Transcribe each record exactly. Include every one.

Extracts from a graphics dataset

----

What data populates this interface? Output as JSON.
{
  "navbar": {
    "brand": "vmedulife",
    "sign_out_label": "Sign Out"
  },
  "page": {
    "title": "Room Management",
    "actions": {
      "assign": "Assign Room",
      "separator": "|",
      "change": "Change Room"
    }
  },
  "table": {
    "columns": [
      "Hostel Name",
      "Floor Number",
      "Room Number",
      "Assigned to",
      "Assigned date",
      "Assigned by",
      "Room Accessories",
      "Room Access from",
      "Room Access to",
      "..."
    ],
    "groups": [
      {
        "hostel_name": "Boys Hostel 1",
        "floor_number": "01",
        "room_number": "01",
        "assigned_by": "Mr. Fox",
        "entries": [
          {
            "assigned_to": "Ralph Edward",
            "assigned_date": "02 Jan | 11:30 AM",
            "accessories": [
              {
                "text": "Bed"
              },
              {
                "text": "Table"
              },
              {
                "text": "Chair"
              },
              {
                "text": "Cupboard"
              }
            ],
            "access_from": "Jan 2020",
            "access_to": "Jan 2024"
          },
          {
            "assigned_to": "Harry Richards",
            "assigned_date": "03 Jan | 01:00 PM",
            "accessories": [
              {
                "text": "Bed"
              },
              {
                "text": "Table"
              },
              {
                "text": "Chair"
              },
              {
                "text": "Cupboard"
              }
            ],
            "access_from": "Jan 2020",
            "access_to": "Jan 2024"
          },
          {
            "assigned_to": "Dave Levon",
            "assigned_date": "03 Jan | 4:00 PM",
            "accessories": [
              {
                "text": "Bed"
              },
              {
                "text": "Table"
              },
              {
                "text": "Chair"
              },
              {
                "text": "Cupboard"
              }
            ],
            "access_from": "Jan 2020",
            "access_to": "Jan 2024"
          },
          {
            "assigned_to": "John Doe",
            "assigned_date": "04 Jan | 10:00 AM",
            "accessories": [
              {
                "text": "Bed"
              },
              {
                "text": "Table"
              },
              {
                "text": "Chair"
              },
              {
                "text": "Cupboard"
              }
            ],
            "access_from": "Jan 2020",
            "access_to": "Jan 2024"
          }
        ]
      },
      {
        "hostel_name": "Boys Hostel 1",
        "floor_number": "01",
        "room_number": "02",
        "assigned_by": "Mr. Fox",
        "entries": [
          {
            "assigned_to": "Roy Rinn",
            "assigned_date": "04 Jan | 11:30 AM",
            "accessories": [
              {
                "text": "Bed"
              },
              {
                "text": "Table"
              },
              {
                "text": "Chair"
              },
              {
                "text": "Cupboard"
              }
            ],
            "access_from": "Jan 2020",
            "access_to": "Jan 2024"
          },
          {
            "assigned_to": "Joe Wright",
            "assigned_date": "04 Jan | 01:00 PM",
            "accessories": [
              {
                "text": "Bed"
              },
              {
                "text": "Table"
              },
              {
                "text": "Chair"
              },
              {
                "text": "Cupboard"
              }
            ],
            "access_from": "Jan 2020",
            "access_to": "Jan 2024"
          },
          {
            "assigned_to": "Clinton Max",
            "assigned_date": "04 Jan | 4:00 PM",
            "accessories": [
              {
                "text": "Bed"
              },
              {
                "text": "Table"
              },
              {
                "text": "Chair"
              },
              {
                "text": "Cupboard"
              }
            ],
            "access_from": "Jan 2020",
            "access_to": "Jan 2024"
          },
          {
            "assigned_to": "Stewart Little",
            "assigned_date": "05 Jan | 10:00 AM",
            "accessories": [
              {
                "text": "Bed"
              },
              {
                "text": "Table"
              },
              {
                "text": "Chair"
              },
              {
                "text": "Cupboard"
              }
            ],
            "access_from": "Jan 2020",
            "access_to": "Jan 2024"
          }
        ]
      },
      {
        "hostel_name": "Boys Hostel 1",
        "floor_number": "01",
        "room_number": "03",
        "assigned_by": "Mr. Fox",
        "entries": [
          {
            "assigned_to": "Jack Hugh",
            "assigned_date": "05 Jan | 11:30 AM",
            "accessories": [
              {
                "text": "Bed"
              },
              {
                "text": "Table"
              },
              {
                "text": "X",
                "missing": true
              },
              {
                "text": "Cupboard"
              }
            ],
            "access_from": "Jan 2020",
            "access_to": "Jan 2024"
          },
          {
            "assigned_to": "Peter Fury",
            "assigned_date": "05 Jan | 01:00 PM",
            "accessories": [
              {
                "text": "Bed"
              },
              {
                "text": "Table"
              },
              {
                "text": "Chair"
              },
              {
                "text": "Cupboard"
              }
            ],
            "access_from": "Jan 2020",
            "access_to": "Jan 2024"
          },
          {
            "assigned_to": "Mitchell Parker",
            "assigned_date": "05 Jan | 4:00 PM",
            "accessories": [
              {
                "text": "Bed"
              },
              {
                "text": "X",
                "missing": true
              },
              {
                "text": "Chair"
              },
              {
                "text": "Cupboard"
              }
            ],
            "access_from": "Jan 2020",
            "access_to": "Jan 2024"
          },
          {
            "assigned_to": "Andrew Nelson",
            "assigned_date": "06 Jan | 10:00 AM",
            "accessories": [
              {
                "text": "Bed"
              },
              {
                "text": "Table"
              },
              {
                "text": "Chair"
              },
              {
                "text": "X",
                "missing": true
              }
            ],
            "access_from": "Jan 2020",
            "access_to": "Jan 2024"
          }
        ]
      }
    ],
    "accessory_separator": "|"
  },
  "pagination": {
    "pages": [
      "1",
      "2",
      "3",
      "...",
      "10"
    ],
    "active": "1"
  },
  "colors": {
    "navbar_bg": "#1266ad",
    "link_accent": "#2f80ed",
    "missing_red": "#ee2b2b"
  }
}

----

Exercise response:
What data populates this interface? Output as JSON.
{
  "navbar": {
    "brand": "vmedulife",
    "sign_out_label": "Sign Out"
  },
  "page": {
    "title": "Room Management",
    "actions": {
      "assign": "Assign Room",
      "separator": "|",
      "change": "Change Room"
    }
  },
  "table": {
    "columns": [
      "Hostel Name",
      "Floor Number",
      "Room Number",
      "Assigned to",
      "Assigned date",
      "Assigned by",
      "Room Accessories",
      "Room Access from",
      "Room Access to",
      "..."
    ],
    "groups": [
      {
        "hostel_name": "Boys Hostel 1",
        "floor_number": "01",
        "room_number": "01",
        "assigned_by": "Mr. Fox",
        "entries": [
          {
            "assigned_to": "Ralph Edward",
            "assigned_date": "02 Jan | 11:30 AM",
            "accessories": [
              {
                "text": "Bed"
              },
              {
                "text": "Table"
              },
              {
                "text": "Chair"
              },
              {
                "text": "Cupboard"
              }
            ],
            "access_from": "Jan 2020",
            "access_to": "Jan 2024"
          },
          {
            "assigned_to": "Harry Richards",
            "assigned_date": "03 Jan | 01:00 PM",
            "accessories": [
              {
                "text": "Bed"
              },
              {
                "text": "Table"
              },
              {
                "text": "Chair"
              },
              {
                "text": "Cupboard"
              }
            ],
            "access_from": "Jan 2020",
            "access_to": "Jan 2024"
          },
          {
            "assigned_to": "Dave Levon",
            "assigned_date": "03 Jan | 4:00 PM",
            "accessories": [
              {
                "text": "Bed"
              },
              {
                "text": "Table"
              },
              {
                "text": "Chair"
              },
              {
                "text": "Cupboard"
              }
            ],
            "access_from": "Jan 2020",
            "access_to": "Jan 2024"
          },
          {
            "assigned_to": "John Doe",
            "assigned_date": "04 Jan | 10:00 AM",
            "accessories": [
              {
                "text": "Bed"
              },
              {
                "text": "Table"
              },
              {
                "text": "Chair"
              },
              {
                "text": "Cupboard"
              }
            ],
            "access_from": "Jan 2020",
            "access_to": "Jan 2024"
          }
        ]
      },
      {
        "hostel_name": "Boys Hostel 1",
        "floor_number": "01",
        "room_number": "02",
        "assigned_by": "Mr. Fox",
        "entries": [
          {
            "assigned_to": "Roy Rinn",
            "assigned_date": "04 Jan | 11:30 AM",
            "accessories": [
              {
                "text": "Bed"
              },
              {
                "text": "Table"
              },
              {
                "text": "Chair"
              },
              {
                "text": "Cupboard"
              }
            ],
            "access_from": "Jan 2020",
            "access_to": "Jan 2024"
          },
          {
            "assigned_to": "Joe Wright",
            "assigned_date": "04 Jan | 01:00 PM",
            "accessories": [
              {
                "text": "Bed"
              },
              {
                "text": "Table"
              },
              {
                "text": "Chair"
              },
              {
                "text": "Cupboard"
              }
            ],
            "access_from": "Jan 2020",
            "access_to": "Jan 2024"
          },
          {
            "assigned_to": "Clinton Max",
            "assigned_date": "04 Jan | 4:00 PM",
            "accessories": [
              {
                "text": "Bed"
              },
              {
                "text": "Table"
              },
              {
                "text": "Chair"
              },
              {
                "text": "Cupboard"
              }
            ],
            "access_from": "Jan 2020",
            "access_to": "Jan 2024"
          },
          {
            "assigned_to": "Stewart Little",
            "assigned_date": "05 Jan | 10:00 AM",
            "accessories": [
              {
                "text": "Bed"
              },
              {
                "text": "Table"
              },
              {
                "text": "Chair"
              },
              {
                "text": "Cupboard"
              }
            ],
            "access_from": "Jan 2020",
            "access_to": "Jan 2024"
          }
        ]
      },
      {
        "hostel_name": "Boys Hostel 1",
        "floor_number": "01",
        "room_number": "03",
        "assigned_by": "Mr. Fox",
        "entries": [
          {
            "assigned_to": "Jack Hugh",
            "assigned_date": "05 Jan | 11:30 AM",
            "accessories": [
              {
                "text": "Bed"
              },
              {
                "text": "Table"
              },
              {
                "text": "X",
                "missing": true
              },
              {
                "text": "Cupboard"
              }
            ],
            "access_from": "Jan 2020",
            "access_to": "Jan 2024"
          },
          {
            "assigned_to": "Peter Fury",
            "assigned_date": "05 Jan | 01:00 PM",
            "accessories": [
              {
                "text": "Bed"
              },
              {
                "text": "Table"
              },
              {
                "text": "Chair"
              },
              {
                "text": "Cupboard"
              }
            ],
            "access_from": "Jan 2020",
            "access_to": "Jan 2024"
          },
          {
            "assigned_to": "Mitchell Parker",
            "assigned_date": "05 Jan | 4:00 PM",
            "accessories": [
              {
                "text": "Bed"
              },
              {
                "text": "X",
                "missing": true
              },
              {
                "text": "Chair"
              },
              {
                "text": "Cupboard"
              }
            ],
            "access_from": "Jan 2020",
            "access_to": "Jan 2024"
          },
          {
            "assigned_to": "Andrew Nelson",
            "assigned_date": "06 Jan | 10:00 AM",
            "accessories": [
              {
                "text": "Bed"
              },
              {
                "text": "Table"
              },
              {
                "text": "Chair"
              },
              {
                "text": "X",
                "missing": true
              }
            ],
            "access_from": "Jan 2020",
            "access_to": "Jan 2024"
          }
        ]
      }
    ],
    "accessory_separator": "|"
  },
  "pagination": {
    "pages": [
      "1",
      "2",
      "3",
      "...",
      "10"
    ],
    "active": "1"
  },
  "colors": {
    "navbar_bg": "#1266ad",
    "link_accent": "#2f80ed",
    "missing_red": "#ee2b2b"
  }
}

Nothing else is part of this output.